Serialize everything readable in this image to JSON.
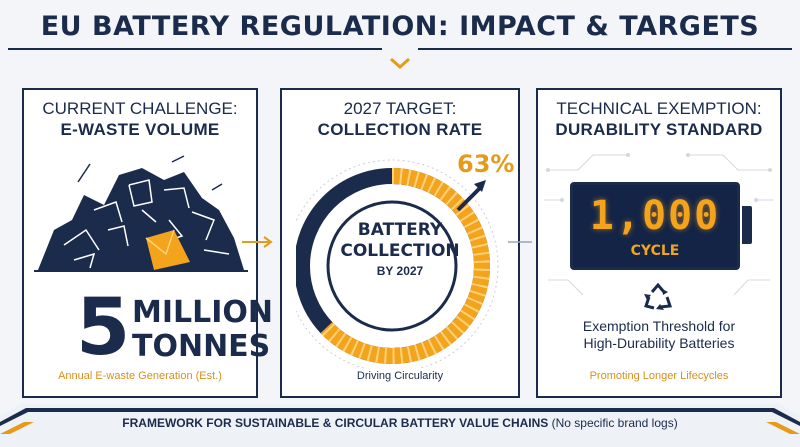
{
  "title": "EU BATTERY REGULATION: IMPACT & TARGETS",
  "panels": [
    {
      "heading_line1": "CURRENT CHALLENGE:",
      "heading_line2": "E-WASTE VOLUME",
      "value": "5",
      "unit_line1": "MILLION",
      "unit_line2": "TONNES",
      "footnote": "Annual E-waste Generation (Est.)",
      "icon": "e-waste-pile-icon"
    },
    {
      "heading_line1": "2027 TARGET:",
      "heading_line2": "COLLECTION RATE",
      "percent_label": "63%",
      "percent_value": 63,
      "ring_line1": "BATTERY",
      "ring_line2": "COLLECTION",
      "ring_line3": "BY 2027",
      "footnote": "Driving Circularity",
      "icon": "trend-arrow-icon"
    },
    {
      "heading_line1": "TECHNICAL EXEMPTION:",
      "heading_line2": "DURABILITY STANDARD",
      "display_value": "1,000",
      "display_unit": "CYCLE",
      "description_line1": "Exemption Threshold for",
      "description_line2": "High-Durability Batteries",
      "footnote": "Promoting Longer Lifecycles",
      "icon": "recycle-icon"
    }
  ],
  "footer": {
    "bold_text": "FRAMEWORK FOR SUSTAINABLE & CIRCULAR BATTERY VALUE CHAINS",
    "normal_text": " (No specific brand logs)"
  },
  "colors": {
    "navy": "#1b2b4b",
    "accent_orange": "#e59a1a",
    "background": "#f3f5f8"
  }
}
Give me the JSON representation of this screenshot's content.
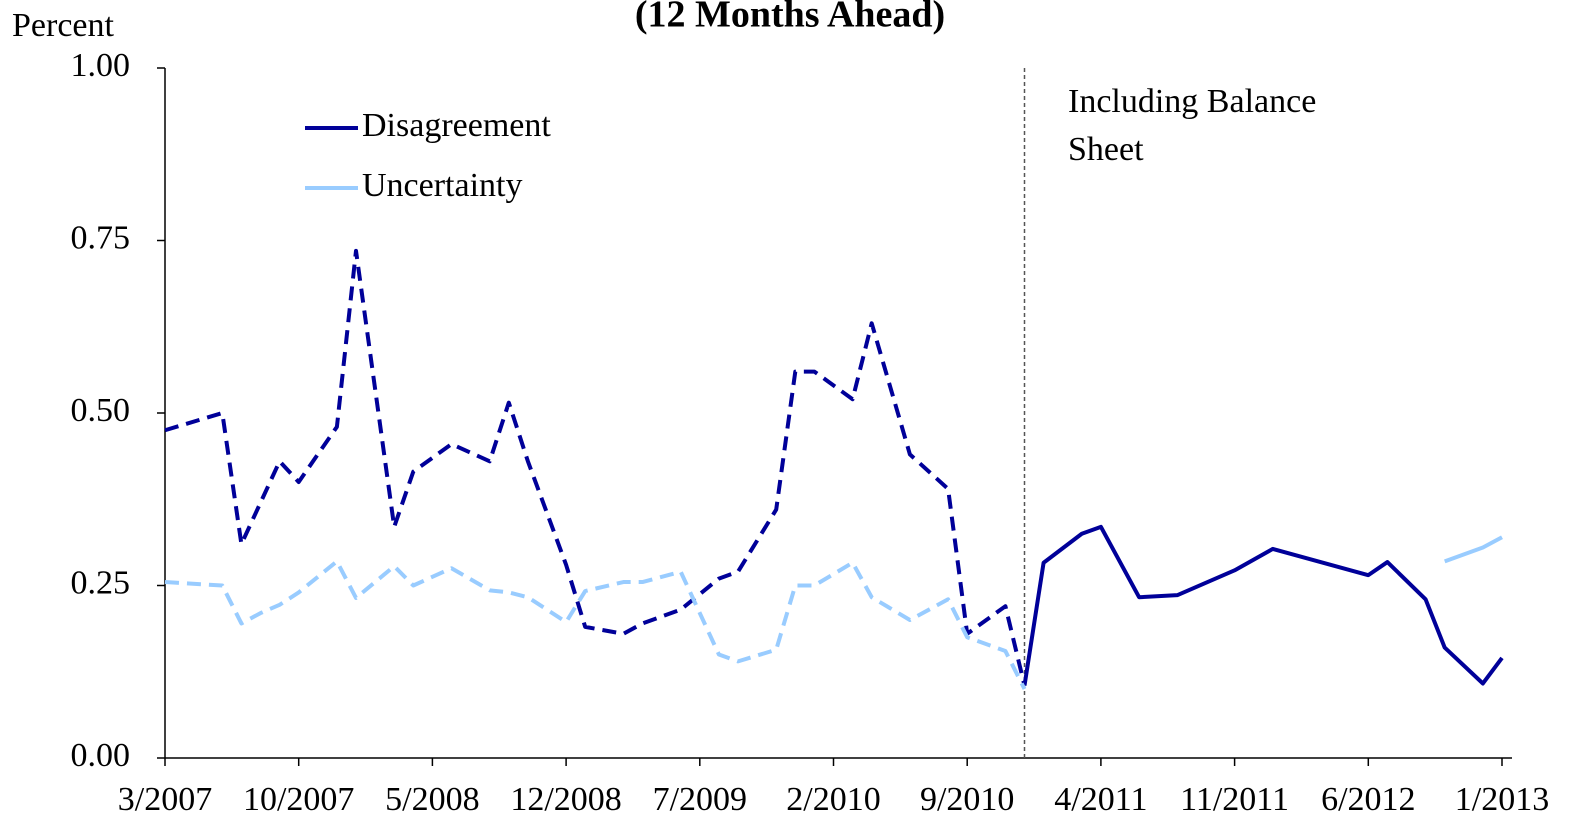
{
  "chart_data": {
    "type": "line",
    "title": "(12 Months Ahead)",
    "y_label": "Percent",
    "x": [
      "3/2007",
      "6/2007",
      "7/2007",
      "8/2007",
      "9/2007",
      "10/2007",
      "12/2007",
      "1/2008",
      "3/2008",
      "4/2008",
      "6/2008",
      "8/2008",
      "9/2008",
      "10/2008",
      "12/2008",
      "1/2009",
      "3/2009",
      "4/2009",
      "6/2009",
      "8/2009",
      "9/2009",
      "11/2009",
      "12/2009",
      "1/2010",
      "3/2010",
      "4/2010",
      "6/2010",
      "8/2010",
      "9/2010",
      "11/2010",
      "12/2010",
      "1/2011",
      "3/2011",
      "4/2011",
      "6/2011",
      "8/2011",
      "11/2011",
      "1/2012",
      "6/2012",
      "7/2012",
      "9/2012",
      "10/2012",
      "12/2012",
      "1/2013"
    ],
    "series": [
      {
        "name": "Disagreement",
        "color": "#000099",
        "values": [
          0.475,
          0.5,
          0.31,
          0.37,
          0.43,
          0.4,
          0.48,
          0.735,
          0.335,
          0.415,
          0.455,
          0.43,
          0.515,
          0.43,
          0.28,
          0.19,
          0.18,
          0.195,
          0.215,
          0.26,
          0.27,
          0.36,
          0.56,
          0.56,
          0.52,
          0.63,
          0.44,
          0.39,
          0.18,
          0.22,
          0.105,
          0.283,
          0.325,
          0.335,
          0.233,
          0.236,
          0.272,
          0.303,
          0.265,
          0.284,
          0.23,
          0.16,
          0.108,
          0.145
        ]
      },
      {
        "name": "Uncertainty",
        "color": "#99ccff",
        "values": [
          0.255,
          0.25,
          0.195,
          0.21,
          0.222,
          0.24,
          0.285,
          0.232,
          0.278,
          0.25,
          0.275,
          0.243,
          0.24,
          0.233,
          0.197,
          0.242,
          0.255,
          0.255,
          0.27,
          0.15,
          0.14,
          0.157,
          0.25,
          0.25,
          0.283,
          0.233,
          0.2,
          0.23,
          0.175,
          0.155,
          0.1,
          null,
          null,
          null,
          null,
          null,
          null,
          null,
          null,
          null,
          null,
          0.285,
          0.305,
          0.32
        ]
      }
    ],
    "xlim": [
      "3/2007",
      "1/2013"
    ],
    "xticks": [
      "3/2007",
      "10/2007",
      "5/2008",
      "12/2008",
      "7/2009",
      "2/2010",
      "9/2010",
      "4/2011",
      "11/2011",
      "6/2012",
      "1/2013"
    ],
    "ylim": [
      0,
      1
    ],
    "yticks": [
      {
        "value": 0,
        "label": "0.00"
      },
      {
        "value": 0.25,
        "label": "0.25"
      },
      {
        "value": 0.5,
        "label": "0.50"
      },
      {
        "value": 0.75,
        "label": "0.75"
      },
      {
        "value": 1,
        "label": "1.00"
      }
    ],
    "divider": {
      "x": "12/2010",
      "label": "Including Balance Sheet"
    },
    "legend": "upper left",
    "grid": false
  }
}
--
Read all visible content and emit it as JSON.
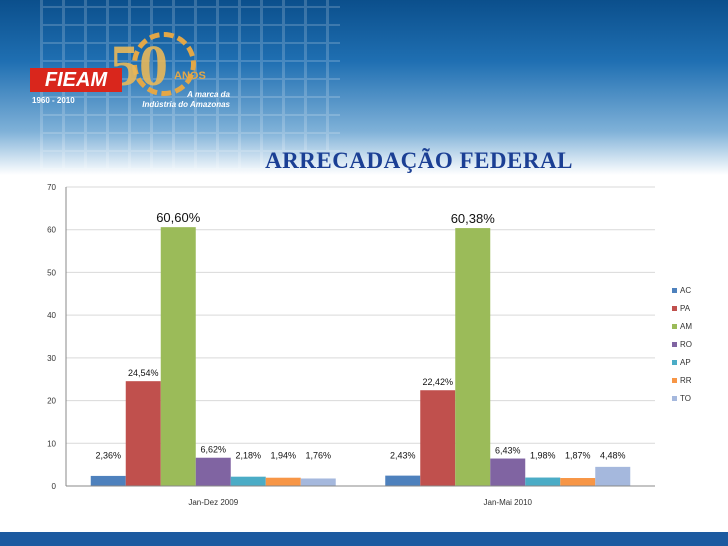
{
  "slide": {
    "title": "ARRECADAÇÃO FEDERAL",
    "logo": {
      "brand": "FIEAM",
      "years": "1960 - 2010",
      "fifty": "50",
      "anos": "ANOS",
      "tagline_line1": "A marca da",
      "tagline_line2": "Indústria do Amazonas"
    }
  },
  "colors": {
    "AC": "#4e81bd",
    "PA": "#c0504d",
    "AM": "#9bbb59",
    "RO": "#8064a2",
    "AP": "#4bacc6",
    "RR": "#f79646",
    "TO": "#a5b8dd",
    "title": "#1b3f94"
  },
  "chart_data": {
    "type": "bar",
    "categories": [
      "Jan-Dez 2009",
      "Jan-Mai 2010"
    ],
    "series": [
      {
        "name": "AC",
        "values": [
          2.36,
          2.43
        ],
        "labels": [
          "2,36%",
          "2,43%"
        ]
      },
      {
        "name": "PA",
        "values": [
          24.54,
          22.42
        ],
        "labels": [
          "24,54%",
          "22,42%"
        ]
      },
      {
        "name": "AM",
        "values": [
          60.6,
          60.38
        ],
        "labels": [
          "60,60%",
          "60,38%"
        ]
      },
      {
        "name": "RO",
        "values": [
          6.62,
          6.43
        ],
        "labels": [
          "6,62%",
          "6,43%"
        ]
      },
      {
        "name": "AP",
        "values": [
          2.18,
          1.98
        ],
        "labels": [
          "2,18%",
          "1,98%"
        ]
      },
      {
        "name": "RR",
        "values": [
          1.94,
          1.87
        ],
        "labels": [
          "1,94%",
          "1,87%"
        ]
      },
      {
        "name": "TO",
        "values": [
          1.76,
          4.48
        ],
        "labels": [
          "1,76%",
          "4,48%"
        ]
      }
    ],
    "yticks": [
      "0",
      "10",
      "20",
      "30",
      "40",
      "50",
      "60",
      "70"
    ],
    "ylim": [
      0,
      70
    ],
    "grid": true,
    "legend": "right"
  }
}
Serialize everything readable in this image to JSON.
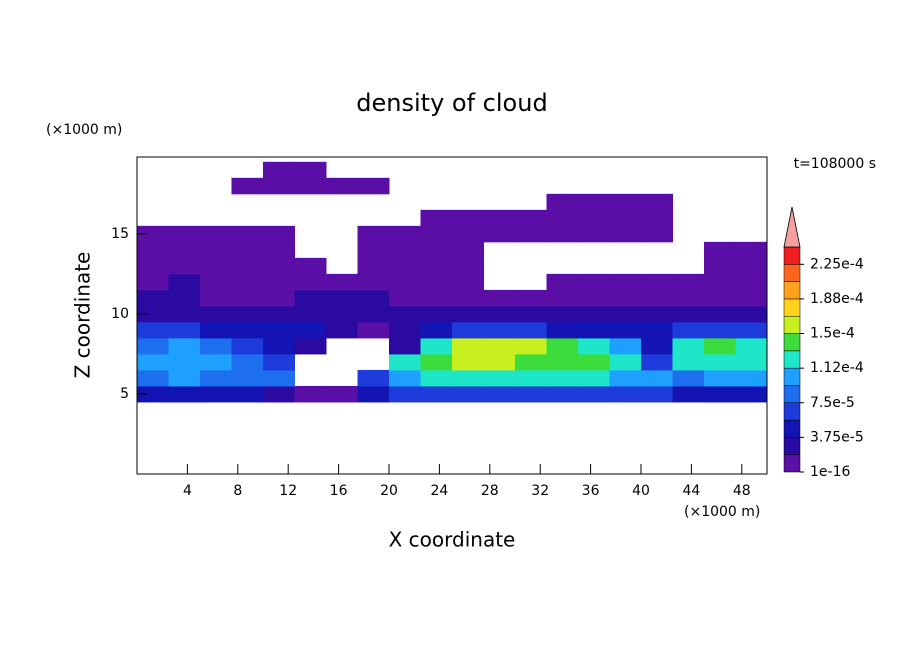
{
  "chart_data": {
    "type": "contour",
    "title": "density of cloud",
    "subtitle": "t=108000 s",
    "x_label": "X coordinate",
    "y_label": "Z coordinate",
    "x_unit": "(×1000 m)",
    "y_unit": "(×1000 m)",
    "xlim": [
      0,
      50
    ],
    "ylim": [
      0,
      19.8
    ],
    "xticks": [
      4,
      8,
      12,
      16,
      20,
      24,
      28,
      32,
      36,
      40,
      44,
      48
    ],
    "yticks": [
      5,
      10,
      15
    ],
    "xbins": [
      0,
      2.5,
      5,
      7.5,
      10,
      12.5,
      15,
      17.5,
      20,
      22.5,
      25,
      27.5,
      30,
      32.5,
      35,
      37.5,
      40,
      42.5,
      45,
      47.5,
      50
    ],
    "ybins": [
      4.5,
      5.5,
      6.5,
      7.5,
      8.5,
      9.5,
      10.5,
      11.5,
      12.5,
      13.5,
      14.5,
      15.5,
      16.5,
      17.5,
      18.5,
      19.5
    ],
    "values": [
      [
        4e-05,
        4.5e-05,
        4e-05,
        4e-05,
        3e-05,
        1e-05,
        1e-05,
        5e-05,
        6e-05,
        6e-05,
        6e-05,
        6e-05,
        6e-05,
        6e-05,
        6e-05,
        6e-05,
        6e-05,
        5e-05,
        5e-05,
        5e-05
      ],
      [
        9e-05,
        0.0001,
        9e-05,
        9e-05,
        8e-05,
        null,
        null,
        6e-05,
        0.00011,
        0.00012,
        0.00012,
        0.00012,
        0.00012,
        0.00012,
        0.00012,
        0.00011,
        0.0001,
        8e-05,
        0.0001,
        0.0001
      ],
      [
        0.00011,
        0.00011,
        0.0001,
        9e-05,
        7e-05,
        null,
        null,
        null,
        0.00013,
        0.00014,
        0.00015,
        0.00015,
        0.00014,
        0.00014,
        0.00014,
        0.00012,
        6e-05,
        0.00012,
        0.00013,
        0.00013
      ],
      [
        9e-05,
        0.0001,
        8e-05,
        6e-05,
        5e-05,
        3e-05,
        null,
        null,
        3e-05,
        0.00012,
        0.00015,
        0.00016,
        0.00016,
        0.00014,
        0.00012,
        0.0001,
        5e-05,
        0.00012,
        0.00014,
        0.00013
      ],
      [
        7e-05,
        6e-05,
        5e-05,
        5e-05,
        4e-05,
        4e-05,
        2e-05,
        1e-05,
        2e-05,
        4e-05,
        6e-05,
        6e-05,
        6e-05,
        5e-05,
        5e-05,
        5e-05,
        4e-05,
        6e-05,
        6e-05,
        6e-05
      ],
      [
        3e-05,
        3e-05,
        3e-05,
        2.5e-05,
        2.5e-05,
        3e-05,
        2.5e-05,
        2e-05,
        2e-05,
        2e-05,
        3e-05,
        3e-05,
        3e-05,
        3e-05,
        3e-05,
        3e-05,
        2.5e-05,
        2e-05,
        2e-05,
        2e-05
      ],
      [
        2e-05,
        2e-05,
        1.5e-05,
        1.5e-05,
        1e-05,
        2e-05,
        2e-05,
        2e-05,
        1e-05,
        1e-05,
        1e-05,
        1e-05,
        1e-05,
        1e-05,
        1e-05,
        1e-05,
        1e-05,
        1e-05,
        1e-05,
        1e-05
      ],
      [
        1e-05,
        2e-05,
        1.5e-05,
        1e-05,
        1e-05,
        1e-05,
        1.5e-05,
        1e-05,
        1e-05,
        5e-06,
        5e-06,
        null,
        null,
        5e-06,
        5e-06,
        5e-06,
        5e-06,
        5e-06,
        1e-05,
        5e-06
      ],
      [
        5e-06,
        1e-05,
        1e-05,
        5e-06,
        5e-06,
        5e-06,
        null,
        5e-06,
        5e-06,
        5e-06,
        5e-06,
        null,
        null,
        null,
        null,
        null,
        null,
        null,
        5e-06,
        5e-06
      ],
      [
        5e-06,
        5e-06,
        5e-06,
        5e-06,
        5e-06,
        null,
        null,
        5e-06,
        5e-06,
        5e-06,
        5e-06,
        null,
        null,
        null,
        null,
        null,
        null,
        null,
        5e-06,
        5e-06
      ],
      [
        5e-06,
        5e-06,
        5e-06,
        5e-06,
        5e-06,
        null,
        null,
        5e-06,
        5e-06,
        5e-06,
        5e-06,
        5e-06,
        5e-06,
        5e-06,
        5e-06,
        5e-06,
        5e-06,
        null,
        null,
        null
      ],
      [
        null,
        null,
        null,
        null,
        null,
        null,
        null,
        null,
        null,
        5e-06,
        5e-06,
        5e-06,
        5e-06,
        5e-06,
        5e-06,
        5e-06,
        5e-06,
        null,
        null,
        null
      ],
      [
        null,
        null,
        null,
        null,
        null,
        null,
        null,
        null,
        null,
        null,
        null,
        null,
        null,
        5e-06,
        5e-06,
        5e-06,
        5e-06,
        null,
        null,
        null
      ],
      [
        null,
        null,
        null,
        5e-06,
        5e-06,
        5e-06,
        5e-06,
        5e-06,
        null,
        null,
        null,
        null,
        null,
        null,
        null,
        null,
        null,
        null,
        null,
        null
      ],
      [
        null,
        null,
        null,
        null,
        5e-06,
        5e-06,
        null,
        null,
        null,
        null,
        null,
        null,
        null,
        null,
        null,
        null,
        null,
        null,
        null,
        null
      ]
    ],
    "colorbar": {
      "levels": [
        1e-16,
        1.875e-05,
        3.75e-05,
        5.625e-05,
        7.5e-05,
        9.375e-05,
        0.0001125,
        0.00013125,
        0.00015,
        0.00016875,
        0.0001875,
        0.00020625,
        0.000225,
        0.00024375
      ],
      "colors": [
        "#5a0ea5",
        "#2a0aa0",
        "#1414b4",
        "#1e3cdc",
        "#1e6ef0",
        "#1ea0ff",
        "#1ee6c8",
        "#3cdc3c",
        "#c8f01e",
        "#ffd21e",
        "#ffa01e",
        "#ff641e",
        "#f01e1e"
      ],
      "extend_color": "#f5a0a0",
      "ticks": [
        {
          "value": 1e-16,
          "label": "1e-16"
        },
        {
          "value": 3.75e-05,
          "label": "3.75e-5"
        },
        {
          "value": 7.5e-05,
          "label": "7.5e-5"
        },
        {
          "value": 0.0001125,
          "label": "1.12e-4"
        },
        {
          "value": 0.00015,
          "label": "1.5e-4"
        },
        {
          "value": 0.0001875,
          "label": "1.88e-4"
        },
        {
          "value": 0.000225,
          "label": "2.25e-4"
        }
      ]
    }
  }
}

TASK PROMPT:
Report each line in the data that holds the word "coordinate".

RESULT OF THIS EXERCISE:
    "x_label": "X coordinate",
    "y_label": "Z coordinate",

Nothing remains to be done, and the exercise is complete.